◆ Exercise description:
Output the full listing below exactly as it reads, and skip anything that is a picture.
** begin **
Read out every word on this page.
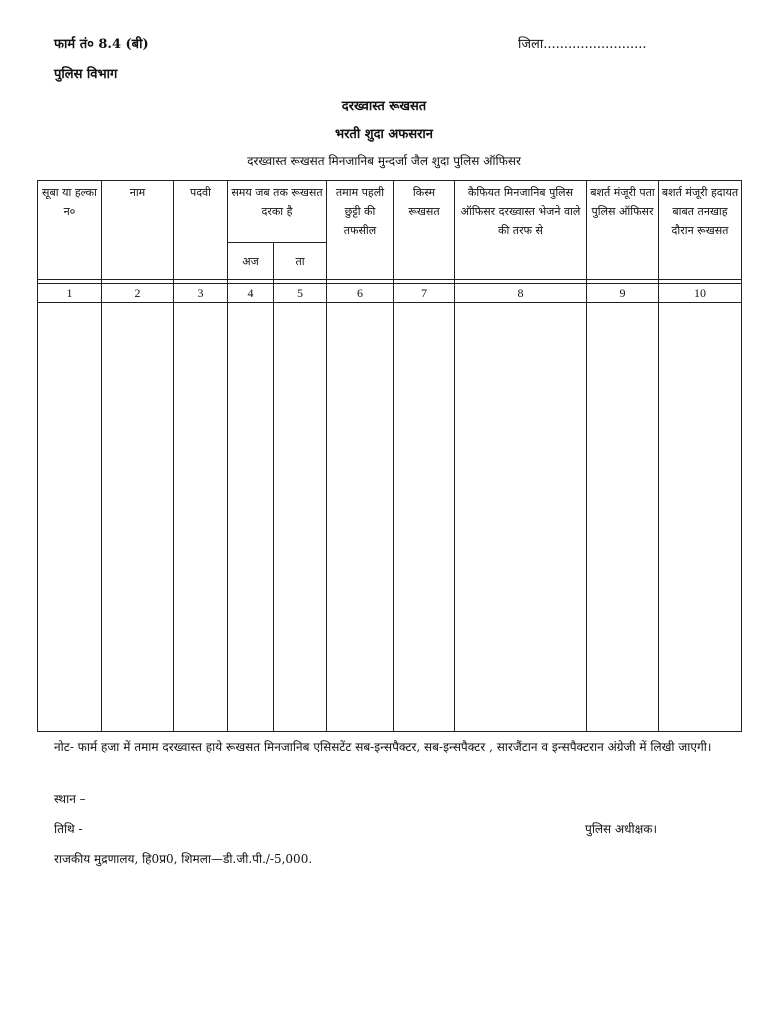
फार्म तं० 8.4 (बी)	जिला.........................
पुलिस विभाग
दरख्वास्त रूखसत
भरती शुदा अफसरान
दरख्वास्त रूखसत मिनजानिब मुन्दर्जा जैल शुदा पुलिस ऑफिसर
सूबा या हल्का न०	नाम	पदवी	समय जब तक रूखसत दरका है		तमाम पहली छुट्टी की तफसील	किस्म रूखसत	कैफियत मिनजानिब पुलिस ऑफिसर दरख्वास्त भेजने वाले की तरफ से	बशर्त मंजूरी पता पुलिस ऑफिसर	बशर्त मंजूरी हदायत बाबत तनखाह दौरान रूखसत
			अज	ता					

1	2	3	4	5	6	7	8	9	10

नोट- फार्म हजा में तमाम दरख्वास्त हाये रूखसत मिनजानिब एसिसटेंट सब-इन्सपैक्टर, सब-इन्सपैक्टर , सारजैंटान व इन्सपैक्टरान अंग्रेजी में लिखी जाएगी।
स्थान –
तिथि -	पुलिस अधीक्षक।
राजकीय मुद्रणालय, हि0प्र0, शिमला—डी.जी.पी./-5,000.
** end **
◆ Task output:
Read out every word on this page.
फार्म तं० 8.4 (बी)	जिला.........................
पुलिस विभाग
दरख्वास्त रूखसत
भरती शुदा अफसरान
दरख्वास्त रूखसत मिनजानिब मुन्दर्जा जैल शुदा पुलिस ऑफिसर
सूबा या हल्का न०	नाम	पदवी	समय जब तक रूखसत दरका है		तमाम पहली छुट्टी की तफसील	किस्म रूखसत	कैफियत मिनजानिब पुलिस ऑफिसर दरख्वास्त भेजने वाले की तरफ से	बशर्त मंजूरी पता पुलिस ऑफिसर	बशर्त मंजूरी हदायत बाबत तनखाह दौरान रूखसत
			अज	ता					

1	2	3	4	5	6	7	8	9	10

नोट- फार्म हजा में तमाम दरख्वास्त हाये रूखसत मिनजानिब एसिसटेंट सब-इन्सपैक्टर, सब-इन्सपैक्टर , सारजैंटान व इन्सपैक्टरान अंग्रेजी में लिखी जाएगी।
स्थान –
तिथि -	पुलिस अधीक्षक।
राजकीय मुद्रणालय, हि0प्र0, शिमला—डी.जी.पी./-5,000.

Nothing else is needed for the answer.